- Task requirements -
Output the material beneath exactly, leaving nothing out.

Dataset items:
_____

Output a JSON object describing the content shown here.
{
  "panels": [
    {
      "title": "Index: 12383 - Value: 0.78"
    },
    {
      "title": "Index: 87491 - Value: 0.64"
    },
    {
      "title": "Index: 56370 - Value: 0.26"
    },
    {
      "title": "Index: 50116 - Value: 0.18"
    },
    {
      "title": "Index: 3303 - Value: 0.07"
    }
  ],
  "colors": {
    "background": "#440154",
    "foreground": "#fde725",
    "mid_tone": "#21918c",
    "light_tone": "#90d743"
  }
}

_____

- Response to the task -
Output a JSON object describing the content shown here.
{
  "panels": [
    {
      "title": "Index: 12383 - Value: 0.78"
    },
    {
      "title": "Index: 87491 - Value: 0.64"
    },
    {
      "title": "Index: 56370 - Value: 0.26"
    },
    {
      "title": "Index: 50116 - Value: 0.18"
    },
    {
      "title": "Index: 3303 - Value: 0.07"
    }
  ],
  "colors": {
    "background": "#440154",
    "foreground": "#fde725",
    "mid_tone": "#21918c",
    "light_tone": "#90d743"
  }
}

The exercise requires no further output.